▶ Problem requirements:
Repeat the data word for word. Do not include the pictures.
::: Material shown
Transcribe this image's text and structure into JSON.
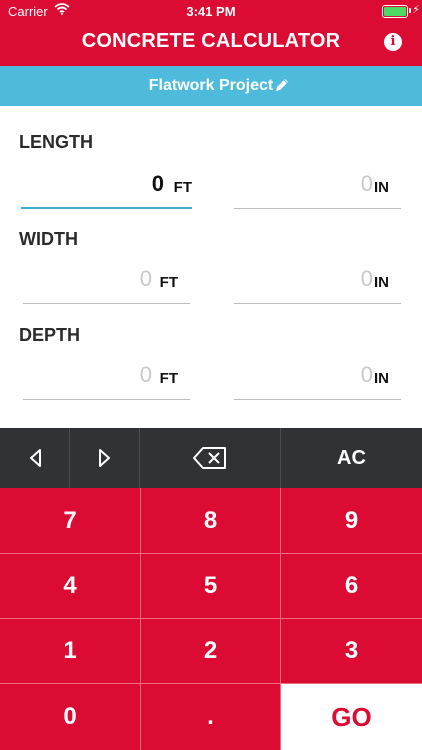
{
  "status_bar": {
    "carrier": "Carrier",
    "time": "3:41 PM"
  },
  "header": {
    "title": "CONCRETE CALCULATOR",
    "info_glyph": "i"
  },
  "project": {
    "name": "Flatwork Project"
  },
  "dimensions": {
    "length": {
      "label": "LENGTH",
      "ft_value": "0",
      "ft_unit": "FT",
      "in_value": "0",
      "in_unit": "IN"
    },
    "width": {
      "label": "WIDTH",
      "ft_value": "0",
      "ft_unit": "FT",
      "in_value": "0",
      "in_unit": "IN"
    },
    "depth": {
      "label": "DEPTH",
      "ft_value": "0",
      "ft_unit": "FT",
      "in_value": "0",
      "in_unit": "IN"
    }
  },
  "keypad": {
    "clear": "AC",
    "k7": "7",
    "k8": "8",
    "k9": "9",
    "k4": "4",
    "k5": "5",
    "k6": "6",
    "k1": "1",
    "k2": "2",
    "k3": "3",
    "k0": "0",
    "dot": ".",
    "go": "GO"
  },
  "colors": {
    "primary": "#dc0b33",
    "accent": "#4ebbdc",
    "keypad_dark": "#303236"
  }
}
::::::
▶ Task solution:
Transcribe this image's text and structure into JSON.
{
  "status_bar": {
    "carrier": "Carrier",
    "time": "3:41 PM"
  },
  "header": {
    "title": "CONCRETE CALCULATOR",
    "info_glyph": "i"
  },
  "project": {
    "name": "Flatwork Project"
  },
  "dimensions": {
    "length": {
      "label": "LENGTH",
      "ft_value": "0",
      "ft_unit": "FT",
      "in_value": "0",
      "in_unit": "IN"
    },
    "width": {
      "label": "WIDTH",
      "ft_value": "0",
      "ft_unit": "FT",
      "in_value": "0",
      "in_unit": "IN"
    },
    "depth": {
      "label": "DEPTH",
      "ft_value": "0",
      "ft_unit": "FT",
      "in_value": "0",
      "in_unit": "IN"
    }
  },
  "keypad": {
    "clear": "AC",
    "k7": "7",
    "k8": "8",
    "k9": "9",
    "k4": "4",
    "k5": "5",
    "k6": "6",
    "k1": "1",
    "k2": "2",
    "k3": "3",
    "k0": "0",
    "dot": ".",
    "go": "GO"
  },
  "colors": {
    "primary": "#dc0b33",
    "accent": "#4ebbdc",
    "keypad_dark": "#303236"
  }
}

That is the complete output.